__Work to be completed__: Can you restate the records below word for word?

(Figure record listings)
━━━━━━

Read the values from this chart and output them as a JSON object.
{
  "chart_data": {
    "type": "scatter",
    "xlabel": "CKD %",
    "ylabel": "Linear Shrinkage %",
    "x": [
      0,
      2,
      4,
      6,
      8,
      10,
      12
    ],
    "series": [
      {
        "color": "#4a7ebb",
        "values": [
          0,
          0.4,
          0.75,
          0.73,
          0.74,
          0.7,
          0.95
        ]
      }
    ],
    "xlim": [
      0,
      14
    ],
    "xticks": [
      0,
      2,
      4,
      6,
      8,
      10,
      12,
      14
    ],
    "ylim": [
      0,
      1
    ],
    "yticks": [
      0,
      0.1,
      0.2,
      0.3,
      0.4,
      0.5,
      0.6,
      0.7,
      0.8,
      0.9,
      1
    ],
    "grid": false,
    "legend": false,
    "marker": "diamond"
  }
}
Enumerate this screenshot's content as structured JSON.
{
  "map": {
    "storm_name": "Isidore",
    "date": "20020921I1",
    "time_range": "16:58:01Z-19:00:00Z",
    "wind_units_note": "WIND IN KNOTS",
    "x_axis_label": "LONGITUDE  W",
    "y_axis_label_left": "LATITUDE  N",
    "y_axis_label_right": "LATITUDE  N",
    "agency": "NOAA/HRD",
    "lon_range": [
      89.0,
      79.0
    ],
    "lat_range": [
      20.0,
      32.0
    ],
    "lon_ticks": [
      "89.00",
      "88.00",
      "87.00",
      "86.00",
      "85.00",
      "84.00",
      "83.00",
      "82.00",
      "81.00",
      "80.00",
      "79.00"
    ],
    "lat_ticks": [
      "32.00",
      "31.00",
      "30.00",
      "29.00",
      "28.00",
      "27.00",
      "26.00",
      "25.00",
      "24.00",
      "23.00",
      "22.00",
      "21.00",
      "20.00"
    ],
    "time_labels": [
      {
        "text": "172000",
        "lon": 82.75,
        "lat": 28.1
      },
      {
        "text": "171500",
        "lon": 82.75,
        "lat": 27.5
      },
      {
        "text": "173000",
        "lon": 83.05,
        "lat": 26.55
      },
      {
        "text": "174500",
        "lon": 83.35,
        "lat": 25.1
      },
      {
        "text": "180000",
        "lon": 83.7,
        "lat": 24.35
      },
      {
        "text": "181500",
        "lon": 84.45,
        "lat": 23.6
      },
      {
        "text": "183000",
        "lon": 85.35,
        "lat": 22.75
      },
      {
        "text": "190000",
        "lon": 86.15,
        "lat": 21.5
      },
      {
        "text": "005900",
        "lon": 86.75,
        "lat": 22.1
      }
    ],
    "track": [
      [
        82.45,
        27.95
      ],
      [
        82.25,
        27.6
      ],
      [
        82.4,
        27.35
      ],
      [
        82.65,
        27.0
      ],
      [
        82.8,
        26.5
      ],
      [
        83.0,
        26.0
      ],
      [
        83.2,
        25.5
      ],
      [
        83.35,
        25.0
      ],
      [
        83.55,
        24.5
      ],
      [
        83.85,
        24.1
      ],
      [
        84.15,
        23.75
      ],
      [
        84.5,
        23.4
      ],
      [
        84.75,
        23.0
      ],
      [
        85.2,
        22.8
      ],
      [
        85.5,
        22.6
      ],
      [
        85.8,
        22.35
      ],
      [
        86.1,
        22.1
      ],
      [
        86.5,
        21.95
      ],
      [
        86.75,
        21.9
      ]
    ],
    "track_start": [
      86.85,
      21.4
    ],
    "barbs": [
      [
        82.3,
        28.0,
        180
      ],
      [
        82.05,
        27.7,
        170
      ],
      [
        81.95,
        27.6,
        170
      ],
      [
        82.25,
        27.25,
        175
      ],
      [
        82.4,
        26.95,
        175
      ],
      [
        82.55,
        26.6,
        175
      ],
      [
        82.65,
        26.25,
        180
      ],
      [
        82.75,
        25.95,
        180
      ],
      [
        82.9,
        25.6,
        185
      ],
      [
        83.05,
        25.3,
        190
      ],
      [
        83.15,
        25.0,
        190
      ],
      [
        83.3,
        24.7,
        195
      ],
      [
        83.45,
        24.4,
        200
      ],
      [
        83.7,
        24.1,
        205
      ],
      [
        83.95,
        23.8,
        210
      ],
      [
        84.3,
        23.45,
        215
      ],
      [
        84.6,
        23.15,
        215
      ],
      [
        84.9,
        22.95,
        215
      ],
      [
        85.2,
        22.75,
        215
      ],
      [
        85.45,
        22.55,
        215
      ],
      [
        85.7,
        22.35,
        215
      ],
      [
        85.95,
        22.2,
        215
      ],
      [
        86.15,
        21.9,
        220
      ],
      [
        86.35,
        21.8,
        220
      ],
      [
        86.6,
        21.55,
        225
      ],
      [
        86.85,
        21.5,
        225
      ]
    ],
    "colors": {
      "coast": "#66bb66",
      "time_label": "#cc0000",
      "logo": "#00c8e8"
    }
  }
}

━━━━━━

__Expected output__:
Read the values from this chart and output them as a JSON object.
{
  "chart_data": {
    "type": "scatter",
    "xlabel": "CKD %",
    "ylabel": "Linear Shrinkage %",
    "x": [
      0,
      2,
      4,
      6,
      8,
      10,
      12
    ],
    "series": [
      {
        "color": "#4a7ebb",
        "values": [
          0,
          0.4,
          0.75,
          0.73,
          0.74,
          0.7,
          0.95
        ]
      }
    ],
    "xlim": [
      0,
      14
    ],
    "xticks": [
      0,
      2,
      4,
      6,
      8,
      10,
      12,
      14
    ],
    "ylim": [
      0,
      1
    ],
    "yticks": [
      0,
      0.1,
      0.2,
      0.3,
      0.4,
      0.5,
      0.6,
      0.7,
      0.8,
      0.9,
      1
    ],
    "grid": false,
    "legend": false,
    "marker": "diamond"
  }
}
Enumerate this screenshot's content as structured JSON.
{
  "map": {
    "storm_name": "Isidore",
    "date": "20020921I1",
    "time_range": "16:58:01Z-19:00:00Z",
    "wind_units_note": "WIND IN KNOTS",
    "x_axis_label": "LONGITUDE  W",
    "y_axis_label_left": "LATITUDE  N",
    "y_axis_label_right": "LATITUDE  N",
    "agency": "NOAA/HRD",
    "lon_range": [
      89.0,
      79.0
    ],
    "lat_range": [
      20.0,
      32.0
    ],
    "lon_ticks": [
      "89.00",
      "88.00",
      "87.00",
      "86.00",
      "85.00",
      "84.00",
      "83.00",
      "82.00",
      "81.00",
      "80.00",
      "79.00"
    ],
    "lat_ticks": [
      "32.00",
      "31.00",
      "30.00",
      "29.00",
      "28.00",
      "27.00",
      "26.00",
      "25.00",
      "24.00",
      "23.00",
      "22.00",
      "21.00",
      "20.00"
    ],
    "time_labels": [
      {
        "text": "172000",
        "lon": 82.75,
        "lat": 28.1
      },
      {
        "text": "171500",
        "lon": 82.75,
        "lat": 27.5
      },
      {
        "text": "173000",
        "lon": 83.05,
        "lat": 26.55
      },
      {
        "text": "174500",
        "lon": 83.35,
        "lat": 25.1
      },
      {
        "text": "180000",
        "lon": 83.7,
        "lat": 24.35
      },
      {
        "text": "181500",
        "lon": 84.45,
        "lat": 23.6
      },
      {
        "text": "183000",
        "lon": 85.35,
        "lat": 22.75
      },
      {
        "text": "190000",
        "lon": 86.15,
        "lat": 21.5
      },
      {
        "text": "005900",
        "lon": 86.75,
        "lat": 22.1
      }
    ],
    "track": [
      [
        82.45,
        27.95
      ],
      [
        82.25,
        27.6
      ],
      [
        82.4,
        27.35
      ],
      [
        82.65,
        27.0
      ],
      [
        82.8,
        26.5
      ],
      [
        83.0,
        26.0
      ],
      [
        83.2,
        25.5
      ],
      [
        83.35,
        25.0
      ],
      [
        83.55,
        24.5
      ],
      [
        83.85,
        24.1
      ],
      [
        84.15,
        23.75
      ],
      [
        84.5,
        23.4
      ],
      [
        84.75,
        23.0
      ],
      [
        85.2,
        22.8
      ],
      [
        85.5,
        22.6
      ],
      [
        85.8,
        22.35
      ],
      [
        86.1,
        22.1
      ],
      [
        86.5,
        21.95
      ],
      [
        86.75,
        21.9
      ]
    ],
    "track_start": [
      86.85,
      21.4
    ],
    "barbs": [
      [
        82.3,
        28.0,
        180
      ],
      [
        82.05,
        27.7,
        170
      ],
      [
        81.95,
        27.6,
        170
      ],
      [
        82.25,
        27.25,
        175
      ],
      [
        82.4,
        26.95,
        175
      ],
      [
        82.55,
        26.6,
        175
      ],
      [
        82.65,
        26.25,
        180
      ],
      [
        82.75,
        25.95,
        180
      ],
      [
        82.9,
        25.6,
        185
      ],
      [
        83.05,
        25.3,
        190
      ],
      [
        83.15,
        25.0,
        190
      ],
      [
        83.3,
        24.7,
        195
      ],
      [
        83.45,
        24.4,
        200
      ],
      [
        83.7,
        24.1,
        205
      ],
      [
        83.95,
        23.8,
        210
      ],
      [
        84.3,
        23.45,
        215
      ],
      [
        84.6,
        23.15,
        215
      ],
      [
        84.9,
        22.95,
        215
      ],
      [
        85.2,
        22.75,
        215
      ],
      [
        85.45,
        22.55,
        215
      ],
      [
        85.7,
        22.35,
        215
      ],
      [
        85.95,
        22.2,
        215
      ],
      [
        86.15,
        21.9,
        220
      ],
      [
        86.35,
        21.8,
        220
      ],
      [
        86.6,
        21.55,
        225
      ],
      [
        86.85,
        21.5,
        225
      ]
    ],
    "colors": {
      "coast": "#66bb66",
      "time_label": "#cc0000",
      "logo": "#00c8e8"
    }
  }
}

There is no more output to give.